MATERIAL SHOWN:
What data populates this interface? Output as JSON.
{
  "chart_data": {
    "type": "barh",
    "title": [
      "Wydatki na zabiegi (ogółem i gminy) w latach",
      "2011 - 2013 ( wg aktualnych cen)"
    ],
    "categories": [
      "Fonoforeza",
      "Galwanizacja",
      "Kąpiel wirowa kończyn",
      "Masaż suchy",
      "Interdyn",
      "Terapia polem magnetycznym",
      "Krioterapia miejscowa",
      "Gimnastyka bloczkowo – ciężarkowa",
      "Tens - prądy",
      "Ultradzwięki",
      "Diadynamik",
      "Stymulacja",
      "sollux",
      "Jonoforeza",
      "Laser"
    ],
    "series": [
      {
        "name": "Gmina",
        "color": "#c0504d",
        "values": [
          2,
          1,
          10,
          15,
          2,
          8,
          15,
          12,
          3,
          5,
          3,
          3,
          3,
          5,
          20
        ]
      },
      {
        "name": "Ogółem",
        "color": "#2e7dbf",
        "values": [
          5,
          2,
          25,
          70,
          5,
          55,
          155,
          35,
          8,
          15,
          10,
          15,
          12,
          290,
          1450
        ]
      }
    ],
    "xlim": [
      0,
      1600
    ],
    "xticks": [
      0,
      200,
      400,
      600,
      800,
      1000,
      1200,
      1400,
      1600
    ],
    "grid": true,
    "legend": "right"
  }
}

EXERCISE DESCRIPTION: Retype the entries exactly, including every line.

THE RESULT:
What data populates this interface? Output as JSON.
{
  "chart_data": {
    "type": "barh",
    "title": [
      "Wydatki na zabiegi (ogółem i gminy) w latach",
      "2011 - 2013 ( wg aktualnych cen)"
    ],
    "categories": [
      "Fonoforeza",
      "Galwanizacja",
      "Kąpiel wirowa kończyn",
      "Masaż suchy",
      "Interdyn",
      "Terapia polem magnetycznym",
      "Krioterapia miejscowa",
      "Gimnastyka bloczkowo – ciężarkowa",
      "Tens - prądy",
      "Ultradzwięki",
      "Diadynamik",
      "Stymulacja",
      "sollux",
      "Jonoforeza",
      "Laser"
    ],
    "series": [
      {
        "name": "Gmina",
        "color": "#c0504d",
        "values": [
          2,
          1,
          10,
          15,
          2,
          8,
          15,
          12,
          3,
          5,
          3,
          3,
          3,
          5,
          20
        ]
      },
      {
        "name": "Ogółem",
        "color": "#2e7dbf",
        "values": [
          5,
          2,
          25,
          70,
          5,
          55,
          155,
          35,
          8,
          15,
          10,
          15,
          12,
          290,
          1450
        ]
      }
    ],
    "xlim": [
      0,
      1600
    ],
    "xticks": [
      0,
      200,
      400,
      600,
      800,
      1000,
      1200,
      1400,
      1600
    ],
    "grid": true,
    "legend": "right"
  }
}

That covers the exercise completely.